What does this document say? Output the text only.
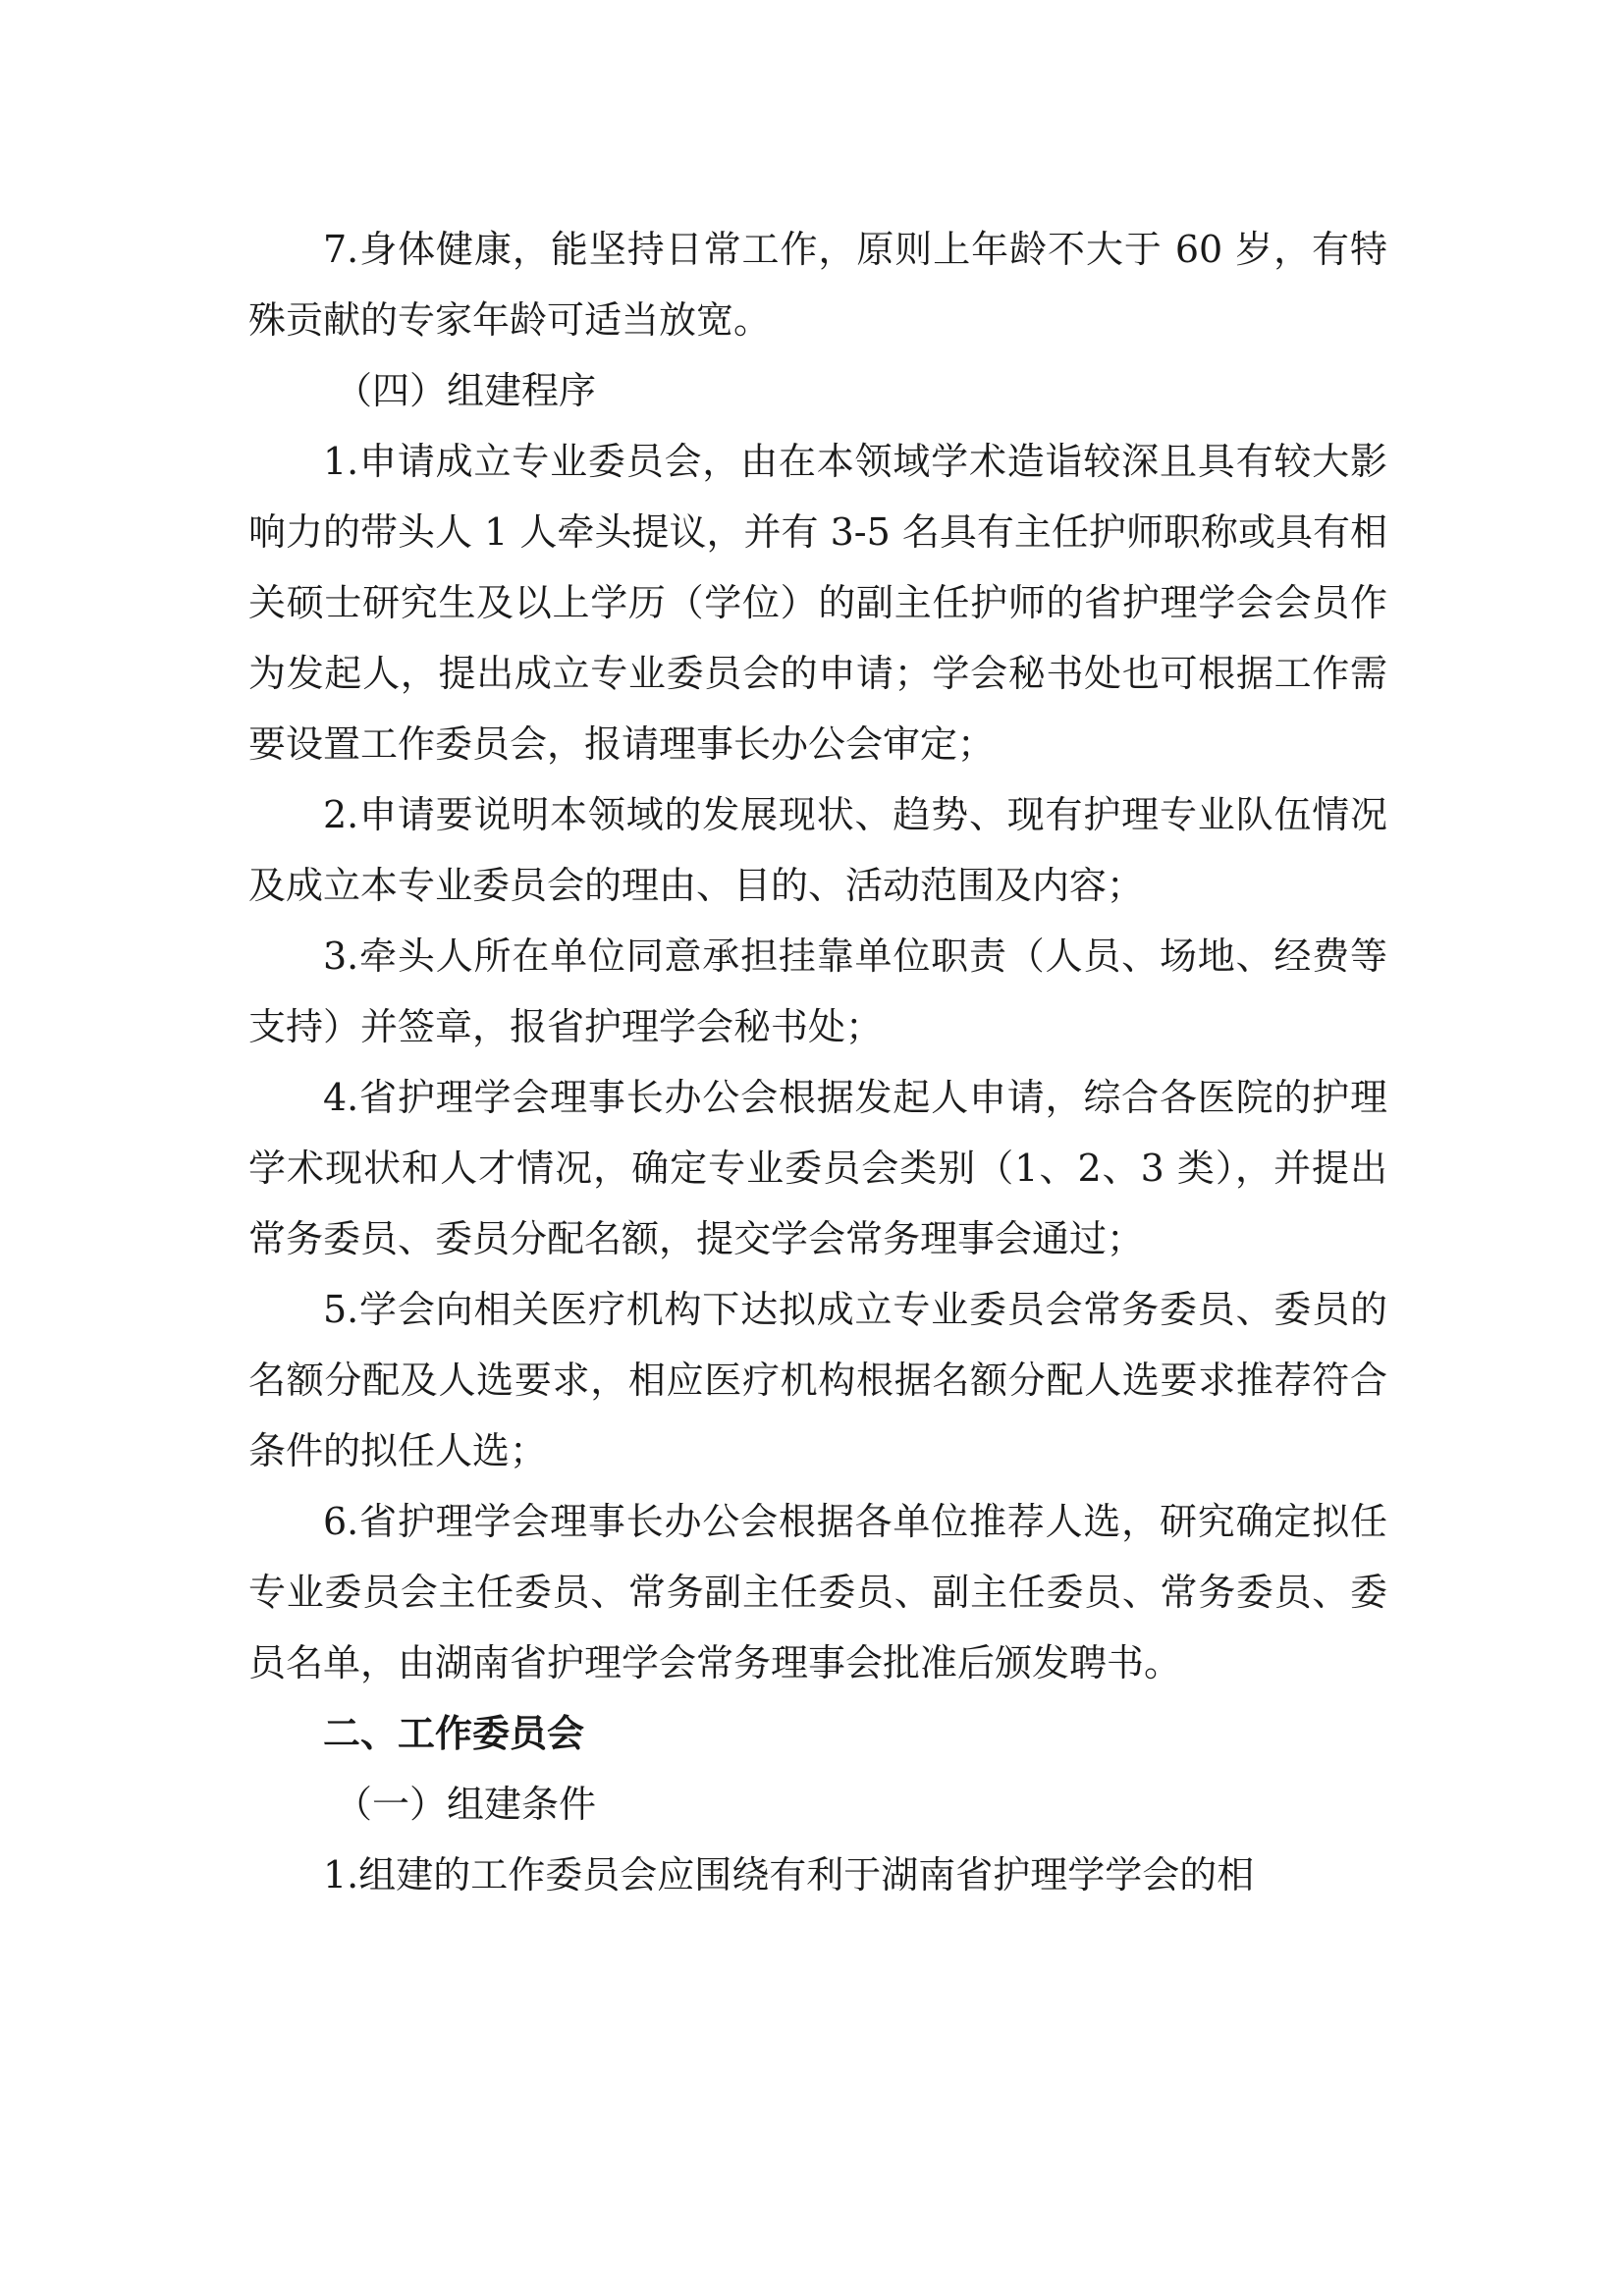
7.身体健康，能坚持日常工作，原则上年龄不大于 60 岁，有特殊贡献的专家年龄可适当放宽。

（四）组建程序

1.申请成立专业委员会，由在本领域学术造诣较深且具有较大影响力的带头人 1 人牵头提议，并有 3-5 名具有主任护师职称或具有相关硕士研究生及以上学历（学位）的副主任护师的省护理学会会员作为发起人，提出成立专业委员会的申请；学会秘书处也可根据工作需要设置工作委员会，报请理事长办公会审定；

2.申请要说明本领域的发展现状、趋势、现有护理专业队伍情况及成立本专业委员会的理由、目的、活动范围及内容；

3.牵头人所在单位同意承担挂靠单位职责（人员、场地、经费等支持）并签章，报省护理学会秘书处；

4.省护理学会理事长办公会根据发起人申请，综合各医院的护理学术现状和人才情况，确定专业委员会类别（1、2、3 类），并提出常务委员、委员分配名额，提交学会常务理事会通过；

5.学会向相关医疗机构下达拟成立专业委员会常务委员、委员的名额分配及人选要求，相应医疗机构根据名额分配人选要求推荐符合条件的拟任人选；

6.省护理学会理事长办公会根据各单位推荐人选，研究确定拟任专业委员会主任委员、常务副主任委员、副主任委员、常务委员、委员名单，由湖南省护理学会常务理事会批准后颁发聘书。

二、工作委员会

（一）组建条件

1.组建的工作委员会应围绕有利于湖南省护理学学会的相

--

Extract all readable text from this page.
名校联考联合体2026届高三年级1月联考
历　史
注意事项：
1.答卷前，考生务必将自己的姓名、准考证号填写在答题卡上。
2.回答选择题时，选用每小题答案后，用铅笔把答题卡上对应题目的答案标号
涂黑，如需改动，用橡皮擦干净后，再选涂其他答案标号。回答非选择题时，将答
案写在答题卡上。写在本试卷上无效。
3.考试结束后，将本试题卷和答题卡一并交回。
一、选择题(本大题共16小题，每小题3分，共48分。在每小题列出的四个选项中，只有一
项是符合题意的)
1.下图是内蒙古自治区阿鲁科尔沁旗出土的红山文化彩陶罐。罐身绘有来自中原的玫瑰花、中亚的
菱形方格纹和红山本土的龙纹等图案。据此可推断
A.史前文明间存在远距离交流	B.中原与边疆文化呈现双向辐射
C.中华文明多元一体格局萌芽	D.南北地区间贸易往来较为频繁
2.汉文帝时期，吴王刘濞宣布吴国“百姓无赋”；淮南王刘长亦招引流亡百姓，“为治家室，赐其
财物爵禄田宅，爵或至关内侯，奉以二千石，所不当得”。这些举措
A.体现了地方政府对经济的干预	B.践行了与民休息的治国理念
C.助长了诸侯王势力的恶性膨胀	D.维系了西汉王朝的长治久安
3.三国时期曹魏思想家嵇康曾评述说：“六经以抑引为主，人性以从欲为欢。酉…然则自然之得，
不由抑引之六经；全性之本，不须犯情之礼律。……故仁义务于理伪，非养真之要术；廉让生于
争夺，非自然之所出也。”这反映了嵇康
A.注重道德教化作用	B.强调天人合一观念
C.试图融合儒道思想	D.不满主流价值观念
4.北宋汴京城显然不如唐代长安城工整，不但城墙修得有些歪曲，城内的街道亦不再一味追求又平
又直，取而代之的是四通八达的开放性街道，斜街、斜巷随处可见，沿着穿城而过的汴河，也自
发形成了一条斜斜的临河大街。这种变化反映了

Aim: Reply with only the number of lines in the material above where the string "text" appears.

Response for this exercise: 2